> **STATED PROBLEM**
Restate the entire listing word for word.

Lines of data
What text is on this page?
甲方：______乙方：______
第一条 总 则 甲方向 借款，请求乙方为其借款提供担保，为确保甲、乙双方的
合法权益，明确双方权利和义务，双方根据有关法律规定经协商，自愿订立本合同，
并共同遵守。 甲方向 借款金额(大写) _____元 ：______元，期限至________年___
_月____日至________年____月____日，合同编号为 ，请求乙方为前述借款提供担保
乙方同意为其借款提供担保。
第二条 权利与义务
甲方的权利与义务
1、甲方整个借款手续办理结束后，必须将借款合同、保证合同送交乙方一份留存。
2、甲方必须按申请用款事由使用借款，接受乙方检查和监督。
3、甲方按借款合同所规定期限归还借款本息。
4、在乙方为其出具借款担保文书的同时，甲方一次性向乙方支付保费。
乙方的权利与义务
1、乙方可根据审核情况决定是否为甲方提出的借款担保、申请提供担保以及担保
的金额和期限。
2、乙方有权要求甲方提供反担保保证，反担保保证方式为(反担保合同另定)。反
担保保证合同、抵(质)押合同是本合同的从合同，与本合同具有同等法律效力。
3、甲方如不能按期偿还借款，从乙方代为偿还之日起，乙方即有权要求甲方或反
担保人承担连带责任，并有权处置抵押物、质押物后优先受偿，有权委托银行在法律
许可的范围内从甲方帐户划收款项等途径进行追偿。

> **TASK RESPONSE**
What text is on this page?
甲方：______乙方：______
第一条 总 则 甲方向 借款，请求乙方为其借款提供担保，为确保甲、乙双方的
合法权益，明确双方权利和义务，双方根据有关法律规定经协商，自愿订立本合同，
并共同遵守。 甲方向 借款金额(大写) _____元 ：______元，期限至________年___
_月____日至________年____月____日，合同编号为 ，请求乙方为前述借款提供担保
乙方同意为其借款提供担保。
第二条 权利与义务
甲方的权利与义务
1、甲方整个借款手续办理结束后，必须将借款合同、保证合同送交乙方一份留存。
2、甲方必须按申请用款事由使用借款，接受乙方检查和监督。
3、甲方按借款合同所规定期限归还借款本息。
4、在乙方为其出具借款担保文书的同时，甲方一次性向乙方支付保费。
乙方的权利与义务
1、乙方可根据审核情况决定是否为甲方提出的借款担保、申请提供担保以及担保
的金额和期限。
2、乙方有权要求甲方提供反担保保证，反担保保证方式为(反担保合同另定)。反
担保保证合同、抵(质)押合同是本合同的从合同，与本合同具有同等法律效力。
3、甲方如不能按期偿还借款，从乙方代为偿还之日起，乙方即有权要求甲方或反
担保人承担连带责任，并有权处置抵押物、质押物后优先受偿，有权委托银行在法律
许可的范围内从甲方帐户划收款项等途径进行追偿。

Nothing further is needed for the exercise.